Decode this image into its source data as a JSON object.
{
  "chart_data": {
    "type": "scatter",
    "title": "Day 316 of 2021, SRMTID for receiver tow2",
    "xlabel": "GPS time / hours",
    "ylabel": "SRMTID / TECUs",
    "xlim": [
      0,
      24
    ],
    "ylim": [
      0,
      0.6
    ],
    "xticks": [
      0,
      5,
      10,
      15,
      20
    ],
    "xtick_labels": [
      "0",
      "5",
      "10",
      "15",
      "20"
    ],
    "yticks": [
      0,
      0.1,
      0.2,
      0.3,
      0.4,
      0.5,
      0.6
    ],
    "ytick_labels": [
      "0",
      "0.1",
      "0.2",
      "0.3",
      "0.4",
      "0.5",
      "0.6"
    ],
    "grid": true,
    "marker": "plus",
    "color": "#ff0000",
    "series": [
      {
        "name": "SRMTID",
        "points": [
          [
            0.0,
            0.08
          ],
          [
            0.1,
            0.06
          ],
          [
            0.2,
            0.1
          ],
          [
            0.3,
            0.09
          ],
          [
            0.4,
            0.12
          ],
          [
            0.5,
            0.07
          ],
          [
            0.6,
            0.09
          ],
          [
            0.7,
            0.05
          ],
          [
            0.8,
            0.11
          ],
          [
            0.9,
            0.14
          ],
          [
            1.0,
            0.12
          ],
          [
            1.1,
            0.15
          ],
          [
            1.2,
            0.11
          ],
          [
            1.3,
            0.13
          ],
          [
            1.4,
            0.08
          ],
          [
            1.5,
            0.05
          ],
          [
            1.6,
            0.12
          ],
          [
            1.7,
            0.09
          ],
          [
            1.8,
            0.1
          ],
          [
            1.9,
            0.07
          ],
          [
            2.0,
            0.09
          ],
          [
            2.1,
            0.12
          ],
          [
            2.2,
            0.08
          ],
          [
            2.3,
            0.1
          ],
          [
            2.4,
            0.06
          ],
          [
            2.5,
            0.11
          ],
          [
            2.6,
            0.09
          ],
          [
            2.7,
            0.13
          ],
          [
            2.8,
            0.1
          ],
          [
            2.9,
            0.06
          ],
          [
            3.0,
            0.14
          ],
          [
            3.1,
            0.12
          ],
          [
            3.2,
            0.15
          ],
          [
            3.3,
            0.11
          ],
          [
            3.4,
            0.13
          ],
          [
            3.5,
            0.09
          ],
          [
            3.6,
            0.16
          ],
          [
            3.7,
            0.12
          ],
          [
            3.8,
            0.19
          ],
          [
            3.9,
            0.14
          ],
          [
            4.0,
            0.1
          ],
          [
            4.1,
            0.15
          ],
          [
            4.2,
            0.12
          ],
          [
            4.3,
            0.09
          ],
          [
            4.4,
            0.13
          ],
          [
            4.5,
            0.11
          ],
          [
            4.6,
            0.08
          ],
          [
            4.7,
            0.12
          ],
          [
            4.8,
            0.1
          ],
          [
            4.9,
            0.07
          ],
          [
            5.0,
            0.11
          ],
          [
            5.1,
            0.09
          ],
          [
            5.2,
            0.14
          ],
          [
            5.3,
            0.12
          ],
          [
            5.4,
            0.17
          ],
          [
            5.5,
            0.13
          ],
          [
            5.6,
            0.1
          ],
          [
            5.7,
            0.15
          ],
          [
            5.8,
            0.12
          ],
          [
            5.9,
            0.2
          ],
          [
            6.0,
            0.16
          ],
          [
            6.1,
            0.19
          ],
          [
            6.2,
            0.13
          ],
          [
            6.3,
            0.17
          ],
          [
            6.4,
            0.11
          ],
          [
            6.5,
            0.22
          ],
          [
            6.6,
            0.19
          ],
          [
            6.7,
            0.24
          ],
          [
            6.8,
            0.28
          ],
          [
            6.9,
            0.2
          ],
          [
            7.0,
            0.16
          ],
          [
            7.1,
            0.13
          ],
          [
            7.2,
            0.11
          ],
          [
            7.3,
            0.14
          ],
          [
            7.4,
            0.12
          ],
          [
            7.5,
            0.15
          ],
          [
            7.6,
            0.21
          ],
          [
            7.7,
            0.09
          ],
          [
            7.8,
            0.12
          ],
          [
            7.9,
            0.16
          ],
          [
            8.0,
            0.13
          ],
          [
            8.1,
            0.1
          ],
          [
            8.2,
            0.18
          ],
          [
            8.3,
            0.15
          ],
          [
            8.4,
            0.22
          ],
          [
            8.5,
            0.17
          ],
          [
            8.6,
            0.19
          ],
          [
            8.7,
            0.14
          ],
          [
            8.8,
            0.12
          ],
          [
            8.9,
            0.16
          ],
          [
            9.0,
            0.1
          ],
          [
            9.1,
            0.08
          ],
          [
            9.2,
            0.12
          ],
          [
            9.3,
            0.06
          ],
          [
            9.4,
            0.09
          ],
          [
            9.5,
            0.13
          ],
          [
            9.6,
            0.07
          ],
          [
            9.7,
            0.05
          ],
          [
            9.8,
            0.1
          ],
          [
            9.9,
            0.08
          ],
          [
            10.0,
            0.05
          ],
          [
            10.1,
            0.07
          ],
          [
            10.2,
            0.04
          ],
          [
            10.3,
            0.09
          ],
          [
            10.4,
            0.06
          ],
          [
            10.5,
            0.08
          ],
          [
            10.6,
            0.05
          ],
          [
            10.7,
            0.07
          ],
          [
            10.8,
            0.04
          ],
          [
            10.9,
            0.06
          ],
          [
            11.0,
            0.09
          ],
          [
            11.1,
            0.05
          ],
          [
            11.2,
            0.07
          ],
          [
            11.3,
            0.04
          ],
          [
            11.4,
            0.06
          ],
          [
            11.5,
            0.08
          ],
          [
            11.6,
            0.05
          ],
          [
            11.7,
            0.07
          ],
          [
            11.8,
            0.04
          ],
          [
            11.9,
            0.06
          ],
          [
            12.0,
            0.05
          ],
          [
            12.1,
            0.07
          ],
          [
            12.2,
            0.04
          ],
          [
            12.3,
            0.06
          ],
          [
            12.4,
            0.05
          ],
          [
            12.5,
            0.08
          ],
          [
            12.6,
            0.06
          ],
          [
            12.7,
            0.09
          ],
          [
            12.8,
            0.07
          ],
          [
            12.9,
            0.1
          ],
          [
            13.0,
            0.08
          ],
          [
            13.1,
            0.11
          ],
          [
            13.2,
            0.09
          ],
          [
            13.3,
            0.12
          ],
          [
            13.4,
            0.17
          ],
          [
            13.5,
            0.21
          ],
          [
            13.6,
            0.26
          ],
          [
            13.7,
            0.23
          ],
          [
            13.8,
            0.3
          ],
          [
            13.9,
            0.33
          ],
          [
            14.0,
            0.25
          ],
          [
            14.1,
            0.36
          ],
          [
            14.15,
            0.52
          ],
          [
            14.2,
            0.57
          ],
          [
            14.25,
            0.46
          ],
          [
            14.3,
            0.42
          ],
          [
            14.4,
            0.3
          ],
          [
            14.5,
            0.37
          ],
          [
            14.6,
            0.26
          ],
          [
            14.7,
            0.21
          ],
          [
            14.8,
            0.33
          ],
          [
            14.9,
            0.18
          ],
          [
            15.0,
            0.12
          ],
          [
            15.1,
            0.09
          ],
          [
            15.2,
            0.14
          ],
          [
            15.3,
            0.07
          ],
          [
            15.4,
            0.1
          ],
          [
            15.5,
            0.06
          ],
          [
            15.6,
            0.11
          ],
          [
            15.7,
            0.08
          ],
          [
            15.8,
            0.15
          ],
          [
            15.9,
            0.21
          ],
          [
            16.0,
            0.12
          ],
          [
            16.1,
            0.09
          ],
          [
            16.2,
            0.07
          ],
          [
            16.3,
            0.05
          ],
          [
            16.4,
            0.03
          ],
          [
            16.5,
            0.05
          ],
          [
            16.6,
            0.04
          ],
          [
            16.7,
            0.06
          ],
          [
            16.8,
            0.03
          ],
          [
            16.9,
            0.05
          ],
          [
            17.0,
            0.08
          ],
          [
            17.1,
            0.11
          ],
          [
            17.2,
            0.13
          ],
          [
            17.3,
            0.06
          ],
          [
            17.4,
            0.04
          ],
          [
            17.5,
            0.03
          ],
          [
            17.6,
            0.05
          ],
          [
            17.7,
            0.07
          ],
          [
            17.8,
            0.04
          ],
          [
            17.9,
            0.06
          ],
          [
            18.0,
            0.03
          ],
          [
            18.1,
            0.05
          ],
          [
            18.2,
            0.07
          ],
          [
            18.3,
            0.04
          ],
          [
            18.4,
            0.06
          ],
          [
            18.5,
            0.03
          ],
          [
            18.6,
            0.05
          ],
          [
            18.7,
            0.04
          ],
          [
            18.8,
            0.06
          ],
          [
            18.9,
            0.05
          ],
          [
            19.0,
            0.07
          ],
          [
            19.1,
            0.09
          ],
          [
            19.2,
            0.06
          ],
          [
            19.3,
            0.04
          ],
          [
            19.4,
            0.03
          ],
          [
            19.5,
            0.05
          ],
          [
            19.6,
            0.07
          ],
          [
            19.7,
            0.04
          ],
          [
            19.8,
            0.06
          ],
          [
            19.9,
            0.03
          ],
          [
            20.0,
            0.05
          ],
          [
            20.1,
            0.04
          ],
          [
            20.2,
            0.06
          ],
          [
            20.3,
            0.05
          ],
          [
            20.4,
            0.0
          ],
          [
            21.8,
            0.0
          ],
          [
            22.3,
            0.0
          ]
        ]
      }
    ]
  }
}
☆ ☆ ☆ ☆ ☆
- _The task_: Report only the number of lines that hold the string "SRMTID" in this listing.

- _Finished exercise_: 3